*INSTRUCTIONS TO FOLLOW:*
Reading the listing below, count the lines that contain the word "Rate" and give that count alone.
*** SUPPLIED RECORDS
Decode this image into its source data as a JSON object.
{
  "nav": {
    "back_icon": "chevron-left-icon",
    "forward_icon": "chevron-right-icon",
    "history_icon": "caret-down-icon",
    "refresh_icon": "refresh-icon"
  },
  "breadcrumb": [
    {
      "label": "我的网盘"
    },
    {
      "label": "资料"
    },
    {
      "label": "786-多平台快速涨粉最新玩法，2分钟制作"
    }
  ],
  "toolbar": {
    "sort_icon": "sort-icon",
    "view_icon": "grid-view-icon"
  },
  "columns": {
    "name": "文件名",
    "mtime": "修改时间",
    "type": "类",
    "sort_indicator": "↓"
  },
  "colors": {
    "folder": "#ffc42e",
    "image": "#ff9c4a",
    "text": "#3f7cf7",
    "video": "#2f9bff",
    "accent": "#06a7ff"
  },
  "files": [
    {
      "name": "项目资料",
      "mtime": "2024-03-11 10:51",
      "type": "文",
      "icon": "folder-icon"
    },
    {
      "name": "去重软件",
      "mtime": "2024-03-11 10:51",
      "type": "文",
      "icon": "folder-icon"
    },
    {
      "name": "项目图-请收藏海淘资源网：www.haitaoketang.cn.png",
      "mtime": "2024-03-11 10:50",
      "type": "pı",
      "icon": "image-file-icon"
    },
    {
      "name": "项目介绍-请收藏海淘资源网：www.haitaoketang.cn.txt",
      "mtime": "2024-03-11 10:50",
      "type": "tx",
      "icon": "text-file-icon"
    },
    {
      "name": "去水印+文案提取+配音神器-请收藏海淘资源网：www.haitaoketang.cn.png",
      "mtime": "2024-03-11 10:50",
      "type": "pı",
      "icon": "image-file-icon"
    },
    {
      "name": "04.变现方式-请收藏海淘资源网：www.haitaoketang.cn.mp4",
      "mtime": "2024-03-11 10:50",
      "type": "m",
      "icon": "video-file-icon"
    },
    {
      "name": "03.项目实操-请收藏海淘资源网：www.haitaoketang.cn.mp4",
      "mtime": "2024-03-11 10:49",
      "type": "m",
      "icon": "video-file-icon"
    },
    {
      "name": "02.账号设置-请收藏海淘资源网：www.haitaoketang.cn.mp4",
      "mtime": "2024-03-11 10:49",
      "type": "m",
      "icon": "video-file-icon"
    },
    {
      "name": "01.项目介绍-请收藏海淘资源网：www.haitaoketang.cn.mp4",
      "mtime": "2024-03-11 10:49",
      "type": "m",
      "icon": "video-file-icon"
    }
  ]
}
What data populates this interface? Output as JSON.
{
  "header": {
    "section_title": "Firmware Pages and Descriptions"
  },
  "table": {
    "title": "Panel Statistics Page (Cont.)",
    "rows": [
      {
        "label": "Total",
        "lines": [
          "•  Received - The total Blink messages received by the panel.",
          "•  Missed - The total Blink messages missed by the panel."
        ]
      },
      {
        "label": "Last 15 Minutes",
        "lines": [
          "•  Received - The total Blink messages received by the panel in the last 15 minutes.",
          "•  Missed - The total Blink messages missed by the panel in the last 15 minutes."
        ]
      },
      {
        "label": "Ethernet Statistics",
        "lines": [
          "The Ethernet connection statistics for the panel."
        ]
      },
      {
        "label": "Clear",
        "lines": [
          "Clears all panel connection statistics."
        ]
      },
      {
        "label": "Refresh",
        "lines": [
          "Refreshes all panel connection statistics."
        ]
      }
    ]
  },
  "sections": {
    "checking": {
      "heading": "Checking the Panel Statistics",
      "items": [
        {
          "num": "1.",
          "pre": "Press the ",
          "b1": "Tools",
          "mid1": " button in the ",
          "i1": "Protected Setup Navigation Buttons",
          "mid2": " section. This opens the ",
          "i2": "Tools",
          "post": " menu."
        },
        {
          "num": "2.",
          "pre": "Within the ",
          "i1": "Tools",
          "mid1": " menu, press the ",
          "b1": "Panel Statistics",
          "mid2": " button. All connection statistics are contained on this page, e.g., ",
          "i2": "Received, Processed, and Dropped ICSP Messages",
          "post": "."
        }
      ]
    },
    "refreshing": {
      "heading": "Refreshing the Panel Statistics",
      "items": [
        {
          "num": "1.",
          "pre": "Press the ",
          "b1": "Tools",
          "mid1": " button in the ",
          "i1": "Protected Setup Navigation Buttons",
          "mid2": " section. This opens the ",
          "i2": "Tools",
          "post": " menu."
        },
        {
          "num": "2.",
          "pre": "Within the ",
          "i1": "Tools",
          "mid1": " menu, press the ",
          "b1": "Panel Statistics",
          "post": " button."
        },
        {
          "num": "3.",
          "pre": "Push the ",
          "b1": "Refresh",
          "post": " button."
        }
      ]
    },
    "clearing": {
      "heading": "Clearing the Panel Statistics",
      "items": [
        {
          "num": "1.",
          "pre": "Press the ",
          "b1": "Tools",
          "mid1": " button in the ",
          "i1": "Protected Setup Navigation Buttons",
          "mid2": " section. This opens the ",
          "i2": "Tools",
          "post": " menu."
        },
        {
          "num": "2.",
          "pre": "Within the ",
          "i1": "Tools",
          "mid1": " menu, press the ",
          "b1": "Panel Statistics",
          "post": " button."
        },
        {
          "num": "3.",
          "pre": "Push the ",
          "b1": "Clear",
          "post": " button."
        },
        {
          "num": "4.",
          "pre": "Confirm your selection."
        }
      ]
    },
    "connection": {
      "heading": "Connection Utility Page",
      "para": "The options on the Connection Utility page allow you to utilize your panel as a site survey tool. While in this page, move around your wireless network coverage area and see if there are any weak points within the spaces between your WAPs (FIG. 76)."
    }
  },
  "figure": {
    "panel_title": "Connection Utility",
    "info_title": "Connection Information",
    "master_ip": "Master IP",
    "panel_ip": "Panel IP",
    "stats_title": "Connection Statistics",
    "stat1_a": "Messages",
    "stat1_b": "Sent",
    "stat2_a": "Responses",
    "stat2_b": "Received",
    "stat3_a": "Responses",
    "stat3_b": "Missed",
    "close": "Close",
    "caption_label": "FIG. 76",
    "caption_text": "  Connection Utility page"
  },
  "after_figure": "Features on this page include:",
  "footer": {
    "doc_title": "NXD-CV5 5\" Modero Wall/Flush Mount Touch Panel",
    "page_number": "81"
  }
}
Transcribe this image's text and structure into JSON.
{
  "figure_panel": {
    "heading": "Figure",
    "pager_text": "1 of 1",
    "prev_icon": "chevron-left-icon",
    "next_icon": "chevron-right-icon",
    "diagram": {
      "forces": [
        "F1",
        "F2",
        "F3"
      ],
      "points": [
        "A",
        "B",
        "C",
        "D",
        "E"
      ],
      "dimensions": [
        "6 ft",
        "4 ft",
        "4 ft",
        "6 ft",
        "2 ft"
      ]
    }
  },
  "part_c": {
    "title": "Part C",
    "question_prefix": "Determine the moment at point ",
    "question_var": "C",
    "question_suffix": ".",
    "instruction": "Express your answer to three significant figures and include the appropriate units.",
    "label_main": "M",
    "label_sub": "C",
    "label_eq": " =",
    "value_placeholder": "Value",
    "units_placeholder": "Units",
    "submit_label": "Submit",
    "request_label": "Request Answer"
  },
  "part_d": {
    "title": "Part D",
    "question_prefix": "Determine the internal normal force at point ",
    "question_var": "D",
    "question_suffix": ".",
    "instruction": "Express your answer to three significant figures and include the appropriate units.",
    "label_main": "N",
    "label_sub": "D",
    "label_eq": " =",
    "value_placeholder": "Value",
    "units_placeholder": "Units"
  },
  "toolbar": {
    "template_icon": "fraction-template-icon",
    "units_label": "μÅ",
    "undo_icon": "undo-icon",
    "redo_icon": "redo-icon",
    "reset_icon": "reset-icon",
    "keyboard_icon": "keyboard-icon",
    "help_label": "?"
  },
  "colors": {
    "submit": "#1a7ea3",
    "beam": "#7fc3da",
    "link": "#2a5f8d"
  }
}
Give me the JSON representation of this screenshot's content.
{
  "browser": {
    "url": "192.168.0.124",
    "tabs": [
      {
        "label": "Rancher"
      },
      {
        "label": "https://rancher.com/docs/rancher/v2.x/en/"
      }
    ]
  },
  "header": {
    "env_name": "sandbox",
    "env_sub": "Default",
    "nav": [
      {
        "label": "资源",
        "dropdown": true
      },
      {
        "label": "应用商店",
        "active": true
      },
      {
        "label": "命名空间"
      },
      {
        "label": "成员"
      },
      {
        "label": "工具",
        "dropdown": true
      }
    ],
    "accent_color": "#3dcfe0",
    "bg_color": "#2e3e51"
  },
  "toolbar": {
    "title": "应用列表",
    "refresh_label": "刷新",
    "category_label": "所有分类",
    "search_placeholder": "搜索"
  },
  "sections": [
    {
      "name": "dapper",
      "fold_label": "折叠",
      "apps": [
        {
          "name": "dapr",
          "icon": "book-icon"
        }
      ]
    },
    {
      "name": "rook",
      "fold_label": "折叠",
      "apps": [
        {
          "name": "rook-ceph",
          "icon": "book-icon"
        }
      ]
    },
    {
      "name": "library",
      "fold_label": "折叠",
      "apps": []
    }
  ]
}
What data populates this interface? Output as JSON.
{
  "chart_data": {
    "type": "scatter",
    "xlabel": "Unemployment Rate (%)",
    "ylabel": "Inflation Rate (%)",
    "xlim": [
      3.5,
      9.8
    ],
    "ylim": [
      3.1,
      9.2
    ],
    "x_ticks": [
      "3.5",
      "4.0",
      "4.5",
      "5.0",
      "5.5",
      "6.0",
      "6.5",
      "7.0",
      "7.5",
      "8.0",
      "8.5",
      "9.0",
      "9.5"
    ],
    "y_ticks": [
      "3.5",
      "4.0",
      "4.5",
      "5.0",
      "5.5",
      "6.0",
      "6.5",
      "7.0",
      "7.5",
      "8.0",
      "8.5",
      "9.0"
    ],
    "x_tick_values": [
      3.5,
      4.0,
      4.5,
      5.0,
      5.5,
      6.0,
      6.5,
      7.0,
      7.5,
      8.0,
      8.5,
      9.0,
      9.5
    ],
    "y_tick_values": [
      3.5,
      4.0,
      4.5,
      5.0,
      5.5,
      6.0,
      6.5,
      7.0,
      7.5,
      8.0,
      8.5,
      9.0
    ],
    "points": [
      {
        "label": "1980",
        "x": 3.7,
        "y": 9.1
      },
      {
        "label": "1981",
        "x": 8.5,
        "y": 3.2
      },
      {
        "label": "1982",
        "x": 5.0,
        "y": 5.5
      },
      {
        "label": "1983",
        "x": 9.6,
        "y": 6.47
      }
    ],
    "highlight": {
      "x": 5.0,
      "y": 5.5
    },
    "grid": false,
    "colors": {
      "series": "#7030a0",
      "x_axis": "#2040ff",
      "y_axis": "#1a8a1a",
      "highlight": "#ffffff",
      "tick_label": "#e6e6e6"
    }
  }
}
******
*OUTPUT FOR THIS TASK:*
2